__MATERIAL FOR THIS TASK__.
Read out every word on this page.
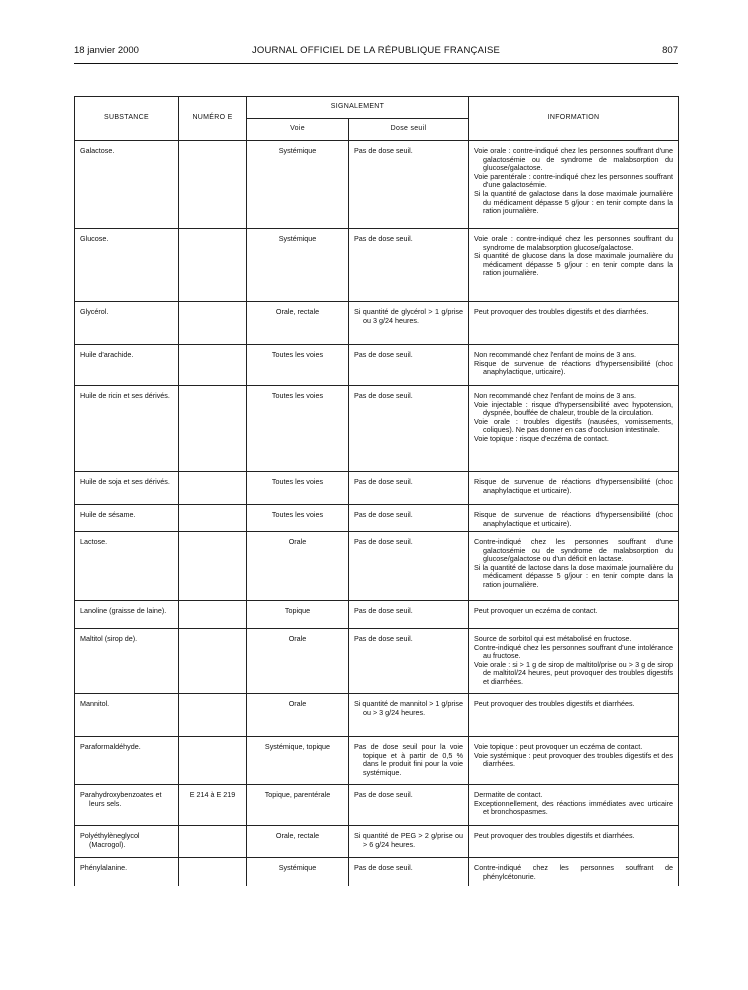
18 janvier 2000	JOURNAL OFFICIEL DE LA RÉPUBLIQUE FRANÇAISE	807
SUBSTANCE	NUMÉRO E	SIGNALEMENT		INFORMATION
		Voie	Dose seuil	

Galactose.		Systémique	Pas de dose seuil.	Voie orale : contre-indiqué chez les personnes souffrant d'une galactosémie ou de syndrome de malabsorption du glucose/galactose.
Voie parentérale : contre-indiqué chez les personnes souffrant d'une galactosémie.
Si la quantité de galactose dans la dose maximale journalière du médicament dépasse 5 g/jour : en tenir compte dans la ration journalière.

Glucose.		Systémique	Pas de dose seuil.	Voie orale : contre-indiqué chez les personnes souffrant du syndrome de malabsorption glucose/galactose.
Si quantité de glucose dans la dose maximale journalière du médicament dépasse 5 g/jour : en tenir compte dans la ration journalière.

Glycérol.		Orale, rectale	Si quantité de glycérol > 1 g/prise ou 3 g/24 heures.	Peut provoquer des troubles digestifs et des diarrhées.

Huile d'arachide.		Toutes les voies	Pas de dose seuil.	Non recommandé chez l'enfant de moins de 3 ans.
Risque de survenue de réactions d'hypersensibilité (choc anaphylactique, urticaire).

Huile de ricin et ses dérivés.		Toutes les voies	Pas de dose seuil.	Non recommandé chez l'enfant de moins de 3 ans.
Voie injectable : risque d'hypersensibilité avec hypotension, dyspnée, bouffée de chaleur, trouble de la circulation.
Voie orale : troubles digestifs (nausées, vomissements, coliques). Ne pas donner en cas d'occlusion intestinale.
Voie topique : risque d'eczéma de contact.

Huile de soja et ses dérivés.		Toutes les voies	Pas de dose seuil.	Risque de survenue de réactions d'hypersensibilité (choc anaphylactique et urticaire).

Huile de sésame.		Toutes les voies	Pas de dose seuil.	Risque de survenue de réactions d'hypersensibilité (choc anaphylactique et urticaire).

Lactose.		Orale	Pas de dose seuil.	Contre-indiqué chez les personnes souffrant d'une galactosémie ou de syndrome de malabsorption du glucose/galactose ou d'un déficit en lactase.
Si la quantité de lactose dans la dose maximale journalière du médicament dépasse 5 g/jour : en tenir compte dans la ration journalière.

Lanoline (graisse de laine).		Topique	Pas de dose seuil.	Peut provoquer un eczéma de contact.

Maltitol (sirop de).		Orale	Pas de dose seuil.	Source de sorbitol qui est métabolisé en fructose.
Contre-indiqué chez les personnes souffrant d'une intolérance au fructose.
Voie orale : si > 1 g de sirop de maltitol/prise ou > 3 g de sirop de maltitol/24 heures, peut provoquer des troubles digestifs et diarrhées.

Mannitol.		Orale	Si quantité de mannitol > 1 g/prise ou > 3 g/24 heures.	Peut provoquer des troubles digestifs et diarrhées.

Paraformaldéhyde.		Systémique, topique	Pas de dose seuil pour la voie topique et à partir de 0,5 % dans le produit fini pour la voie systémique.	Voie topique : peut provoquer un eczéma de contact.
Voie systémique : peut provoquer des troubles digestifs et des diarrhées.

Parahydroxybenzoates et leurs sels.	E 214 à E 219	Topique, parentérale	Pas de dose seuil.	Dermatite de contact.
Exceptionnellement, des réactions immédiates avec urticaire et bronchospasmes.

Polyéthylèneglycol (Macrogol).		Orale, rectale	Si quantité de PEG > 2 g/prise ou > 6 g/24 heures.	Peut provoquer des troubles digestifs et diarrhées.

Phénylalanine.		Systémique	Pas de dose seuil.	Contre-indiqué chez les personnes souffrant de phénylcétonurie.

__WHAT IS BEING ASKED__. Take every line containing the word "moins" and copy it.

__EXERCISE ANSWER__.
Huile d'arachide.		Toutes les voies	Pas de dose seuil.	Non recommandé chez l'enfant de moins de 3 ans.
Huile de ricin et ses dérivés.		Toutes les voies	Pas de dose seuil.	Non recommandé chez l'enfant de moins de 3 ans.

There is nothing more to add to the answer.